_Problem description:_
Copy each entry as it stands, leaving nothing out.

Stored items
----

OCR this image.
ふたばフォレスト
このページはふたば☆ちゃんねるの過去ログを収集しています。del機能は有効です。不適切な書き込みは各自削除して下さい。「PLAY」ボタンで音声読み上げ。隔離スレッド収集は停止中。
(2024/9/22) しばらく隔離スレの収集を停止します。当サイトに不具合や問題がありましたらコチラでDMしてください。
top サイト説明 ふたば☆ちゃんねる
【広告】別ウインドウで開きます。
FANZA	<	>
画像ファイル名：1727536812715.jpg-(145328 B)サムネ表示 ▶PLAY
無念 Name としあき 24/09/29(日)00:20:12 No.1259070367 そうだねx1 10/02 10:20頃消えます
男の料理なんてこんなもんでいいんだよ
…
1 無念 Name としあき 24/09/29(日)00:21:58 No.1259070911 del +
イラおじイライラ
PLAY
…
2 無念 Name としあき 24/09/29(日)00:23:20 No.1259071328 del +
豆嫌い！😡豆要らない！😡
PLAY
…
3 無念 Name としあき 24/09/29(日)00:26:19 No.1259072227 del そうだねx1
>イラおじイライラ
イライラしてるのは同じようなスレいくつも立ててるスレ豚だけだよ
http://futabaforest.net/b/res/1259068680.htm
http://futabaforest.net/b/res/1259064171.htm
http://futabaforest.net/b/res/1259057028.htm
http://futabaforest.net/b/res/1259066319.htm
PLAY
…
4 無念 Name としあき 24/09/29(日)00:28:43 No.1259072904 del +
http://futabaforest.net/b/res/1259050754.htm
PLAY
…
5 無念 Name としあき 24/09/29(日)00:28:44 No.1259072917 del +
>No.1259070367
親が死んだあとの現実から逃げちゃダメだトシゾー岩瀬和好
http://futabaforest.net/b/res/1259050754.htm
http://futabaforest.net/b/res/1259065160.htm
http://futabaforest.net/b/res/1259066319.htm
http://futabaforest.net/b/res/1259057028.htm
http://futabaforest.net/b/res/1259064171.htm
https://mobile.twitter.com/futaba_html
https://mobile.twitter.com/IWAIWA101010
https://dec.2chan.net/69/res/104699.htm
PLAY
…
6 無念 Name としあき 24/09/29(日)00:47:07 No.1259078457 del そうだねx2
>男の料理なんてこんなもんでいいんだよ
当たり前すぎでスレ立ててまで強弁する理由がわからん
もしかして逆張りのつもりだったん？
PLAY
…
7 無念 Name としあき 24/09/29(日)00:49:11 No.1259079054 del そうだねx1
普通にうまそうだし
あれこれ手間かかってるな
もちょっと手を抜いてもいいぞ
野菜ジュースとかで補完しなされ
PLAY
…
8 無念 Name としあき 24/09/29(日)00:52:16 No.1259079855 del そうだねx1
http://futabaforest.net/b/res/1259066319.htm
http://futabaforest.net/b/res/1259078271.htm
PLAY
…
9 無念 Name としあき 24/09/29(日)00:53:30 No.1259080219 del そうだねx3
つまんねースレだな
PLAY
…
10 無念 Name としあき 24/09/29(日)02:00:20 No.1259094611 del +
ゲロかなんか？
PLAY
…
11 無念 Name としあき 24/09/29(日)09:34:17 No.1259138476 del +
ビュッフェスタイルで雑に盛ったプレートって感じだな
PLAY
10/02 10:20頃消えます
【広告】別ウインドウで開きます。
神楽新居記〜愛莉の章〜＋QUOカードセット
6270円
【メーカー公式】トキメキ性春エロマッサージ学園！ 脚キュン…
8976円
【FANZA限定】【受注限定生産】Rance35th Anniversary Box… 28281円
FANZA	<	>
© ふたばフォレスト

----

_Response to this task:_
OCR this image.
ふたばフォレスト
このページはふたば☆ちゃんねるの過去ログを収集しています。del機能は有効です。不適切な書き込みは各自削除して下さい。「PLAY」ボタンで音声読み上げ。隔離スレッド収集は停止中。
(2024/9/22) しばらく隔離スレの収集を停止します。当サイトに不具合や問題がありましたらコチラでDMしてください。
top サイト説明 ふたば☆ちゃんねる
【広告】別ウインドウで開きます。
FANZA	<	>
画像ファイル名：1727536812715.jpg-(145328 B)サムネ表示 ▶PLAY
無念 Name としあき 24/09/29(日)00:20:12 No.1259070367 そうだねx1 10/02 10:20頃消えます
男の料理なんてこんなもんでいいんだよ
…
1 無念 Name としあき 24/09/29(日)00:21:58 No.1259070911 del +
イラおじイライラ
PLAY
…
2 無念 Name としあき 24/09/29(日)00:23:20 No.1259071328 del +
豆嫌い！😡豆要らない！😡
PLAY
…
3 無念 Name としあき 24/09/29(日)00:26:19 No.1259072227 del そうだねx1
>イラおじイライラ
イライラしてるのは同じようなスレいくつも立ててるスレ豚だけだよ
http://futabaforest.net/b/res/1259068680.htm
http://futabaforest.net/b/res/1259064171.htm
http://futabaforest.net/b/res/1259057028.htm
http://futabaforest.net/b/res/1259066319.htm
PLAY
…
4 無念 Name としあき 24/09/29(日)00:28:43 No.1259072904 del +
http://futabaforest.net/b/res/1259050754.htm
PLAY
…
5 無念 Name としあき 24/09/29(日)00:28:44 No.1259072917 del +
>No.1259070367
親が死んだあとの現実から逃げちゃダメだトシゾー岩瀬和好
http://futabaforest.net/b/res/1259050754.htm
http://futabaforest.net/b/res/1259065160.htm
http://futabaforest.net/b/res/1259066319.htm
http://futabaforest.net/b/res/1259057028.htm
http://futabaforest.net/b/res/1259064171.htm
https://mobile.twitter.com/futaba_html
https://mobile.twitter.com/IWAIWA101010
https://dec.2chan.net/69/res/104699.htm
PLAY
…
6 無念 Name としあき 24/09/29(日)00:47:07 No.1259078457 del そうだねx2
>男の料理なんてこんなもんでいいんだよ
当たり前すぎでスレ立ててまで強弁する理由がわからん
もしかして逆張りのつもりだったん？
PLAY
…
7 無念 Name としあき 24/09/29(日)00:49:11 No.1259079054 del そうだねx1
普通にうまそうだし
あれこれ手間かかってるな
もちょっと手を抜いてもいいぞ
野菜ジュースとかで補完しなされ
PLAY
…
8 無念 Name としあき 24/09/29(日)00:52:16 No.1259079855 del そうだねx1
http://futabaforest.net/b/res/1259066319.htm
http://futabaforest.net/b/res/1259078271.htm
PLAY
…
9 無念 Name としあき 24/09/29(日)00:53:30 No.1259080219 del そうだねx3
つまんねースレだな
PLAY
…
10 無念 Name としあき 24/09/29(日)02:00:20 No.1259094611 del +
ゲロかなんか？
PLAY
…
11 無念 Name としあき 24/09/29(日)09:34:17 No.1259138476 del +
ビュッフェスタイルで雑に盛ったプレートって感じだな
PLAY
10/02 10:20頃消えます
【広告】別ウインドウで開きます。
神楽新居記〜愛莉の章〜＋QUOカードセット
6270円
【メーカー公式】トキメキ性春エロマッサージ学園！ 脚キュン…
8976円
【FANZA限定】【受注限定生産】Rance35th Anniversary Box… 28281円
FANZA	<	>
© ふたばフォレスト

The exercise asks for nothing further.